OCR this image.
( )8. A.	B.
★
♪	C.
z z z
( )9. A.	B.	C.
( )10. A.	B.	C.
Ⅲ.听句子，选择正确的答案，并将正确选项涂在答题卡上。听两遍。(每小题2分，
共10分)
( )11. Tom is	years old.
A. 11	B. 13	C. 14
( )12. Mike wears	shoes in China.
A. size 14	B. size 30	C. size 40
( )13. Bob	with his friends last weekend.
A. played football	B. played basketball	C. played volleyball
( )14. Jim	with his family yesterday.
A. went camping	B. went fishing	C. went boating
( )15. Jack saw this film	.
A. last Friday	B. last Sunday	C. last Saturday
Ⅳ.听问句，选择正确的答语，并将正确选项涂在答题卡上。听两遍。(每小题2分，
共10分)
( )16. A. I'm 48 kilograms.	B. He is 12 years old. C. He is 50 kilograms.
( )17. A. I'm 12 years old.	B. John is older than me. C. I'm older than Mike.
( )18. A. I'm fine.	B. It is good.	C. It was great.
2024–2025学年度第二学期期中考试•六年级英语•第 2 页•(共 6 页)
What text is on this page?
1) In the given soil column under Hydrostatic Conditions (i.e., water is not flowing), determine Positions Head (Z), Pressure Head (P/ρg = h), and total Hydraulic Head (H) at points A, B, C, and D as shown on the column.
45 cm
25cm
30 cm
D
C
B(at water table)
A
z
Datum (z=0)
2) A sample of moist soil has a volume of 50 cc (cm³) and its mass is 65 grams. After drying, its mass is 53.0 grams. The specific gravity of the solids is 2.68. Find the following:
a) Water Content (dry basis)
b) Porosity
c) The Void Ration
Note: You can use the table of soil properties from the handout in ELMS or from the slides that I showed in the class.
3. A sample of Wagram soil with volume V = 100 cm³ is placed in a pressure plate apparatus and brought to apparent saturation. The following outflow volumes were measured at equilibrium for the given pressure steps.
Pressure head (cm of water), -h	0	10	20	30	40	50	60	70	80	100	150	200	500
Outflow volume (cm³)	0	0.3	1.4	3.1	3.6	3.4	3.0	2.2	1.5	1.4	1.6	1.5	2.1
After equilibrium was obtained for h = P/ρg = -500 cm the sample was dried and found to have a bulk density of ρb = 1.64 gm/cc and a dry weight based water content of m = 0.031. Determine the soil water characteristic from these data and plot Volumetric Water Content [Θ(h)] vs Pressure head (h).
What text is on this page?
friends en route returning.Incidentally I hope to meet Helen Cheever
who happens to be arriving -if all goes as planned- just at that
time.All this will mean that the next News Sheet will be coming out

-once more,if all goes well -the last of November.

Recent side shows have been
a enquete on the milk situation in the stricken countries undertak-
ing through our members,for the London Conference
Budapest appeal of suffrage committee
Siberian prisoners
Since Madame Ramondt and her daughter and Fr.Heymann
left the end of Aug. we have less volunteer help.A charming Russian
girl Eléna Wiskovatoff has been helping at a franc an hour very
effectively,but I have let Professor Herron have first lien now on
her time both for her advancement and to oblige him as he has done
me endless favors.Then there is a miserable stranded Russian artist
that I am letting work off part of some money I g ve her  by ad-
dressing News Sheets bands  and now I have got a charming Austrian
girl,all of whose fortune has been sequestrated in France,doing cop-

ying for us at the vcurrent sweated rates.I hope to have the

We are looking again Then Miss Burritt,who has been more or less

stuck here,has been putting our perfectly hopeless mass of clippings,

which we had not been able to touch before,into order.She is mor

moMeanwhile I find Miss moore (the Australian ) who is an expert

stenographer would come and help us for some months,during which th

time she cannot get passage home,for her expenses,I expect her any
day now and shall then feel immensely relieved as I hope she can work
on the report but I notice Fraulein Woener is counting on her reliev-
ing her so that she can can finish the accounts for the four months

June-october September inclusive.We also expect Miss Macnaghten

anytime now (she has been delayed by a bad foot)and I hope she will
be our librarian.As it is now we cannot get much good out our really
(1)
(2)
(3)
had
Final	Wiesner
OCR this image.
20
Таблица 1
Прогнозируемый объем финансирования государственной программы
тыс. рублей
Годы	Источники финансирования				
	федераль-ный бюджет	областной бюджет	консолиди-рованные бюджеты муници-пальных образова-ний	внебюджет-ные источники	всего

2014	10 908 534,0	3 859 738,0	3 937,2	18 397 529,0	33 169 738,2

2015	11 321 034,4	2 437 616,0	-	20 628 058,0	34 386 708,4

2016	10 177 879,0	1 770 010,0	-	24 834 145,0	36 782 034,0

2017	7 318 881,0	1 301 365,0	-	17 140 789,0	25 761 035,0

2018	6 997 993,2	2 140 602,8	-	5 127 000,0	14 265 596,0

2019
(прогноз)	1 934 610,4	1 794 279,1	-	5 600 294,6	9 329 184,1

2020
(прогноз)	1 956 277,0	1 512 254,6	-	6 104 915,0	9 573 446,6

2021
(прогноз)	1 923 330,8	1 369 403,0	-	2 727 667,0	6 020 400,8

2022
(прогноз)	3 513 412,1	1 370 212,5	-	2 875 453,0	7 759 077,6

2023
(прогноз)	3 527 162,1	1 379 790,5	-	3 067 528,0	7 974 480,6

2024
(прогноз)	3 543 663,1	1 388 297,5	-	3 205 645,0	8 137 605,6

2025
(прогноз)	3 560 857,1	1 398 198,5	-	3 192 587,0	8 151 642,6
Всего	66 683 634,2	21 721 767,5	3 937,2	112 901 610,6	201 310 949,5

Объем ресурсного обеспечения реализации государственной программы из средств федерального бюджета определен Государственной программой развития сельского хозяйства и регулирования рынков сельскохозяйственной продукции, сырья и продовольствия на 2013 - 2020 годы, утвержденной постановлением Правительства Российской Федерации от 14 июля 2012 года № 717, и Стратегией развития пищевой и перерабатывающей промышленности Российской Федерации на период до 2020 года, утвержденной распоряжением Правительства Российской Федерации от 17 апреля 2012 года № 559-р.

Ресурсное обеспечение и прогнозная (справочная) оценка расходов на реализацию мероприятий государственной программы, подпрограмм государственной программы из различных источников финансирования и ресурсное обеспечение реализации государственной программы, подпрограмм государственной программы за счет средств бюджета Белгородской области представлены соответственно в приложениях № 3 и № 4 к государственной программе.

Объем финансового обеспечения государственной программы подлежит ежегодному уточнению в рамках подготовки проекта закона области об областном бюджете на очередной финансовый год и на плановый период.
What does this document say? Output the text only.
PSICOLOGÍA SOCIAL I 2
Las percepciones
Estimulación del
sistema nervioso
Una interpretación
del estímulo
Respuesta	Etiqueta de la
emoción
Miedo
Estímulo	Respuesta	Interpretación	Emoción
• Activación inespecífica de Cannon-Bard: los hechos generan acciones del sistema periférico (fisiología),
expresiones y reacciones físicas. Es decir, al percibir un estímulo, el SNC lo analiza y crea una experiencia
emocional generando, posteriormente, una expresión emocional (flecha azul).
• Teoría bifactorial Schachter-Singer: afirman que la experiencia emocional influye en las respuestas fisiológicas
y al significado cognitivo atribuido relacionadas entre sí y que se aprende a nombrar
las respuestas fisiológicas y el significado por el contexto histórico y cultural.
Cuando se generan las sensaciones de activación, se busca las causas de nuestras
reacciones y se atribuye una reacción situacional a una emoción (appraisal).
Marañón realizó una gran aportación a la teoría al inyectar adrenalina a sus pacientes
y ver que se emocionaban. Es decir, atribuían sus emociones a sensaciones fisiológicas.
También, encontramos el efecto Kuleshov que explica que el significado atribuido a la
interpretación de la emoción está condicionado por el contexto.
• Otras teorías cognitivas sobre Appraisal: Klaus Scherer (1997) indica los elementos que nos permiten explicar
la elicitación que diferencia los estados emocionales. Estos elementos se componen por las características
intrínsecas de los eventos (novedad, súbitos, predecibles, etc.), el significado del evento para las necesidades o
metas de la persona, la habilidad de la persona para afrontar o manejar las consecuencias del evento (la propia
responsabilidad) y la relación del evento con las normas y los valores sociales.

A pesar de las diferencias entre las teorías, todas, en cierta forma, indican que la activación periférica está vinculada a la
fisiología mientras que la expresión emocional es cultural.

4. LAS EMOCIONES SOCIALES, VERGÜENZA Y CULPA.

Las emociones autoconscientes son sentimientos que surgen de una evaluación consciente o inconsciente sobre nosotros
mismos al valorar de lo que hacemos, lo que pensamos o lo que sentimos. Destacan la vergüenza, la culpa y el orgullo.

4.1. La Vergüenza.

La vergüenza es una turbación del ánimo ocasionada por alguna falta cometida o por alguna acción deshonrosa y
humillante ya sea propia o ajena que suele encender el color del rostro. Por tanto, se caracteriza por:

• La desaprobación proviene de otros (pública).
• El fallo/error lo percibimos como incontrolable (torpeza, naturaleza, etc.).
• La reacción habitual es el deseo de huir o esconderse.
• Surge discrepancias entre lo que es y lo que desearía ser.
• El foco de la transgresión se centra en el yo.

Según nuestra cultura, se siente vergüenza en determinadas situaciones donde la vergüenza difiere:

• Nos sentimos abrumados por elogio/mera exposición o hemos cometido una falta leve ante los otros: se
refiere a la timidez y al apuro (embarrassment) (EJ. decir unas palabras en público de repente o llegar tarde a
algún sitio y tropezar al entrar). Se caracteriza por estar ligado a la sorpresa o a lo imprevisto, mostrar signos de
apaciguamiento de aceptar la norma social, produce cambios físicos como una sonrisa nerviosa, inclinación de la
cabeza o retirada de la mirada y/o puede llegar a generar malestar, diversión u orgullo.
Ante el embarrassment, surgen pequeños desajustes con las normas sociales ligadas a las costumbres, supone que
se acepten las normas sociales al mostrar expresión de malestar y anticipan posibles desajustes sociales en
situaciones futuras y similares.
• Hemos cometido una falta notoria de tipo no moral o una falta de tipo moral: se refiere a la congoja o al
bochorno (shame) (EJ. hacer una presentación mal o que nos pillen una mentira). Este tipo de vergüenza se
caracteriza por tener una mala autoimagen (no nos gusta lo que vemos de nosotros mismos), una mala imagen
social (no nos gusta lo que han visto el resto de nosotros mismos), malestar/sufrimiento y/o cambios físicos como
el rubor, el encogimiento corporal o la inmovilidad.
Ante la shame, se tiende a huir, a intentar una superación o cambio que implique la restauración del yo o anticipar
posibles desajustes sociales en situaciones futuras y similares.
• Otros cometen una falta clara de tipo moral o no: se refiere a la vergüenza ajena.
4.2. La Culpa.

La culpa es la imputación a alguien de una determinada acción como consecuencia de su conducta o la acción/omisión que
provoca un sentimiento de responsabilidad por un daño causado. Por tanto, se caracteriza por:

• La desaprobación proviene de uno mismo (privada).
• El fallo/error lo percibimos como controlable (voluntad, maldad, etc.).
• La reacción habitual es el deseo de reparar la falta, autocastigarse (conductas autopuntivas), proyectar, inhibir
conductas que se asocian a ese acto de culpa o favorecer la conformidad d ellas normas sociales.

◇ ◇ ◇ ◇ ◇ ◇ ◇

What is needed. Which lines above hold the word "situaciones"? Copy each of them.

Final result.
Según nuestra cultura, se siente vergüenza en determinadas situaciones donde la vergüenza difiere:
situaciones futuras y similares.
posibles desajustes sociales en situaciones futuras y similares.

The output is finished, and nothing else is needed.